■ **PROBLEM**
Transcribe all the records with complete accuracy.

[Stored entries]
== == ==

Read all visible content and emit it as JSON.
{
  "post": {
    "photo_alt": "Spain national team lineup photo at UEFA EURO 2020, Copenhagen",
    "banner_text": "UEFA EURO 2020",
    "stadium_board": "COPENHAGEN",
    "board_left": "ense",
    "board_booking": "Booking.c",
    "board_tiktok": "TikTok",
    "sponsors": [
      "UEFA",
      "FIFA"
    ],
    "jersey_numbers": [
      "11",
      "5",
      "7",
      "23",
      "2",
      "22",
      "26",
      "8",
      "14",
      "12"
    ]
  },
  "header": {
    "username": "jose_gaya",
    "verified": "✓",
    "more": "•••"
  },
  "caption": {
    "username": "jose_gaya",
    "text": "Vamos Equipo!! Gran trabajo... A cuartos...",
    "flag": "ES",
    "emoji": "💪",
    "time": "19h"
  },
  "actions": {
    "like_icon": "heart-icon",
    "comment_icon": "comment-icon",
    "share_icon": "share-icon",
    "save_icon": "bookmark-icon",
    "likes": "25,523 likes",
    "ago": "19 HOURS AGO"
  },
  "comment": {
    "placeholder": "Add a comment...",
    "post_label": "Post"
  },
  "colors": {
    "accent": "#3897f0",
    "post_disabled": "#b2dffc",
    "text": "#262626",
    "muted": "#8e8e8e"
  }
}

== == ==

■ **SOLUTION FOR THIS TASK**
Read all visible content and emit it as JSON.
{
  "post": {
    "photo_alt": "Spain national team lineup photo at UEFA EURO 2020, Copenhagen",
    "banner_text": "UEFA EURO 2020",
    "stadium_board": "COPENHAGEN",
    "board_left": "ense",
    "board_booking": "Booking.c",
    "board_tiktok": "TikTok",
    "sponsors": [
      "UEFA",
      "FIFA"
    ],
    "jersey_numbers": [
      "11",
      "5",
      "7",
      "23",
      "2",
      "22",
      "26",
      "8",
      "14",
      "12"
    ]
  },
  "header": {
    "username": "jose_gaya",
    "verified": "✓",
    "more": "•••"
  },
  "caption": {
    "username": "jose_gaya",
    "text": "Vamos Equipo!! Gran trabajo... A cuartos...",
    "flag": "ES",
    "emoji": "💪",
    "time": "19h"
  },
  "actions": {
    "like_icon": "heart-icon",
    "comment_icon": "comment-icon",
    "share_icon": "share-icon",
    "save_icon": "bookmark-icon",
    "likes": "25,523 likes",
    "ago": "19 HOURS AGO"
  },
  "comment": {
    "placeholder": "Add a comment...",
    "post_label": "Post"
  },
  "colors": {
    "accent": "#3897f0",
    "post_disabled": "#b2dffc",
    "text": "#262626",
    "muted": "#8e8e8e"
  }
}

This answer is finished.